Objective — Extract and list every line that contains the word "زنديق".
▼
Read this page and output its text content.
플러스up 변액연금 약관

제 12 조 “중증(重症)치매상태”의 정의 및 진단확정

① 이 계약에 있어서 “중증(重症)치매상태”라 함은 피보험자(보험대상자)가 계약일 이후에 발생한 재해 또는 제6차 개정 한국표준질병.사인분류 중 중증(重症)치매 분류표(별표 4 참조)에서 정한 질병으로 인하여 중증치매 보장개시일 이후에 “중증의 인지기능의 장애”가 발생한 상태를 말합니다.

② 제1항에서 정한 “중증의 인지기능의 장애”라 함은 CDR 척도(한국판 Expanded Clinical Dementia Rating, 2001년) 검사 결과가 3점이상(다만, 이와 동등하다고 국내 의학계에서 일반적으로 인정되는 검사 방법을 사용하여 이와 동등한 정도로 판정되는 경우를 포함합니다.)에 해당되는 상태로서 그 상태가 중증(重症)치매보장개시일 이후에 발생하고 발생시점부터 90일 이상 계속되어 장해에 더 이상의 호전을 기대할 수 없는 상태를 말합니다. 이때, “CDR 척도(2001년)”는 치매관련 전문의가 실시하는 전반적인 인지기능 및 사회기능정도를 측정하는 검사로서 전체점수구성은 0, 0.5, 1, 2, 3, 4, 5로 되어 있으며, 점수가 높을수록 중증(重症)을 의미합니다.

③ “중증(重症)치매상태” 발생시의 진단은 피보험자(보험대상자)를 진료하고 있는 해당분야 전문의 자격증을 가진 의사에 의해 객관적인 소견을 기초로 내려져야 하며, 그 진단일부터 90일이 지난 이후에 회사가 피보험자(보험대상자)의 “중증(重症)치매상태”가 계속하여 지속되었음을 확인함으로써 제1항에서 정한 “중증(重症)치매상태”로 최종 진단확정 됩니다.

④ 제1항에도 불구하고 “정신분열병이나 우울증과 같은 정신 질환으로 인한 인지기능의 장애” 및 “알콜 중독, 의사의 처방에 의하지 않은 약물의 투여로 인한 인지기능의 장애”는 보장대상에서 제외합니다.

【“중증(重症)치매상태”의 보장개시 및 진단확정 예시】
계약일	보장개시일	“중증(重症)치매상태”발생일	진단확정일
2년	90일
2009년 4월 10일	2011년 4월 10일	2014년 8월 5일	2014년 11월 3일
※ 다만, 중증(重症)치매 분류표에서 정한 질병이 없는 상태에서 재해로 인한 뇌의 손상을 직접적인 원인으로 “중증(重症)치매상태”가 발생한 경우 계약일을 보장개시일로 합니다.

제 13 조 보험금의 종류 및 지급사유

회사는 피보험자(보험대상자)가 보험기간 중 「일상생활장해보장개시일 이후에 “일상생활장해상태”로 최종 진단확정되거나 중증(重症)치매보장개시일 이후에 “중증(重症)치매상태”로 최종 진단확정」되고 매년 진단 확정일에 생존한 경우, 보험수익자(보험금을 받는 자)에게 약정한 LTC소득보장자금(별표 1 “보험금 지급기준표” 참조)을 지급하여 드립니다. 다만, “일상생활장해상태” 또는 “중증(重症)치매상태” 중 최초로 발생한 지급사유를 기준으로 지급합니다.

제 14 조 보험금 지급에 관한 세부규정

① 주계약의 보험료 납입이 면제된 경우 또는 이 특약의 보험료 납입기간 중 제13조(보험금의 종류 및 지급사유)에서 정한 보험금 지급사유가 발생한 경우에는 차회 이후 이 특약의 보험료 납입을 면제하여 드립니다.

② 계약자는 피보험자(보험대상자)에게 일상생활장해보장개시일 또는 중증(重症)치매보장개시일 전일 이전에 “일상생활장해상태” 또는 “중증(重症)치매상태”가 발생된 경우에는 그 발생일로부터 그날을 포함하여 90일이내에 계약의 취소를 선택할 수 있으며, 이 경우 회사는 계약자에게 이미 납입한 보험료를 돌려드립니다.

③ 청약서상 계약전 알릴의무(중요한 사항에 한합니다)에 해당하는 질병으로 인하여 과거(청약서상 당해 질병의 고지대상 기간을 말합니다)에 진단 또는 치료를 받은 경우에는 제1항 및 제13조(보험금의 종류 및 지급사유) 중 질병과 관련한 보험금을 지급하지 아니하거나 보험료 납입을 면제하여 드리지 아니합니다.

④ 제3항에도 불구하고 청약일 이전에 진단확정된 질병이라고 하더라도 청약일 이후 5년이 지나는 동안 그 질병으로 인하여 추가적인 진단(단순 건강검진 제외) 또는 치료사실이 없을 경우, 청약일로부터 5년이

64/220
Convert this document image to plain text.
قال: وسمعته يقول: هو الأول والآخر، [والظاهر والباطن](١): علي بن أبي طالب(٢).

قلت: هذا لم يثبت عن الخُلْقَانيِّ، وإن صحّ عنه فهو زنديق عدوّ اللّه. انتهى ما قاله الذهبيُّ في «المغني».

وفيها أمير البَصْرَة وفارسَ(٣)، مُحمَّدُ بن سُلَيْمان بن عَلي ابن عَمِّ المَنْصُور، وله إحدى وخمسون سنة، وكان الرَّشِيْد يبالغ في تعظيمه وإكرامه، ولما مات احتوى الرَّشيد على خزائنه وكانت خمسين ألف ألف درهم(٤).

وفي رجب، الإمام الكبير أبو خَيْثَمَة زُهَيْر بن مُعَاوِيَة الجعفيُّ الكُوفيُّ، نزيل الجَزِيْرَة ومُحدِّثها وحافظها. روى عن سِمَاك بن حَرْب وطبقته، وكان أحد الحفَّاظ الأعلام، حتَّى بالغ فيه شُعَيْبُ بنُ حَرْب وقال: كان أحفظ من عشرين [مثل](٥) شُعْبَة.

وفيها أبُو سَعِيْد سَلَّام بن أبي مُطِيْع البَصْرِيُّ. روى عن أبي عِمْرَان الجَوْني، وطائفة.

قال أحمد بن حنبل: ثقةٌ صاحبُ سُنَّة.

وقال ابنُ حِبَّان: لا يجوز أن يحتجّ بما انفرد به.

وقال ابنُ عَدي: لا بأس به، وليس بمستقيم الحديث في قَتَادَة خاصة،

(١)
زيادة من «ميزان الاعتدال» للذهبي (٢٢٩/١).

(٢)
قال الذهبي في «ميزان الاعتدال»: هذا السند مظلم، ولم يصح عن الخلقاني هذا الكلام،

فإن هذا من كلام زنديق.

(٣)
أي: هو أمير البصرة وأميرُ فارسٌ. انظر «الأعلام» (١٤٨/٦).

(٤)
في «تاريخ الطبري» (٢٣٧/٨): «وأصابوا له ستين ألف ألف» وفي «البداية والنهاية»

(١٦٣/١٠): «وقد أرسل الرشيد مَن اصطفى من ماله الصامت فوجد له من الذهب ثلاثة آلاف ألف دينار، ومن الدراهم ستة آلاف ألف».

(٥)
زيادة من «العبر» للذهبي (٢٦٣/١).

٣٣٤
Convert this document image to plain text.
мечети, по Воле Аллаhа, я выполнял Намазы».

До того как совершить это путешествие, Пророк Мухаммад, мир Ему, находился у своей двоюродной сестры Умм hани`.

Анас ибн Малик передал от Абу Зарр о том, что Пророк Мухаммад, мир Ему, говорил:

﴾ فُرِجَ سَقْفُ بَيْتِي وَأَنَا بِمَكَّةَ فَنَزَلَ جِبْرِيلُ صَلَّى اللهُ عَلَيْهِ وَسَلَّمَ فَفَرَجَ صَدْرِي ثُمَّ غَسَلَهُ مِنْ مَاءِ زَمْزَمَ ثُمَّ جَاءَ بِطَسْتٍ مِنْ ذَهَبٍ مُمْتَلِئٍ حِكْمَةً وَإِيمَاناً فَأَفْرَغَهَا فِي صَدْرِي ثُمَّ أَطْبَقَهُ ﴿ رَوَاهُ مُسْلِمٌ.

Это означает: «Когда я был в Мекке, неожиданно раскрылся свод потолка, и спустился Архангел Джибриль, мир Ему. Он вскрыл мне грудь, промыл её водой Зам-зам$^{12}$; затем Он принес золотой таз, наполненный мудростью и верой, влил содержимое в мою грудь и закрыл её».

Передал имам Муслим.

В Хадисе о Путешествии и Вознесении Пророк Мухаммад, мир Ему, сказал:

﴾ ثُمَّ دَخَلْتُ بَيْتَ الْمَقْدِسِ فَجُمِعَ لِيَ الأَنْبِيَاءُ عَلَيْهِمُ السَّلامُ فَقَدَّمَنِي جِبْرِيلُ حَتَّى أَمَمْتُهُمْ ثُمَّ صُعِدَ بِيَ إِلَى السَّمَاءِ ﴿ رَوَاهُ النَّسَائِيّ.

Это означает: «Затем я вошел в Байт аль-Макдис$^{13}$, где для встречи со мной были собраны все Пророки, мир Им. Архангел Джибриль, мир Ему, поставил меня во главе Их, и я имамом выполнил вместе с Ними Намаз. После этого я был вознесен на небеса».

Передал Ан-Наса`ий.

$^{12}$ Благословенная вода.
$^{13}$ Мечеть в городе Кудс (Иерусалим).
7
▲
Reply —
قلت: هذا لم يثبت عن الخُلْقَانيِّ، وإن صحّ عنه فهو زنديق عدوّ اللّه. انتهى ما قاله الذهبيُّ في «المغني».
فإن هذا من كلام زنديق.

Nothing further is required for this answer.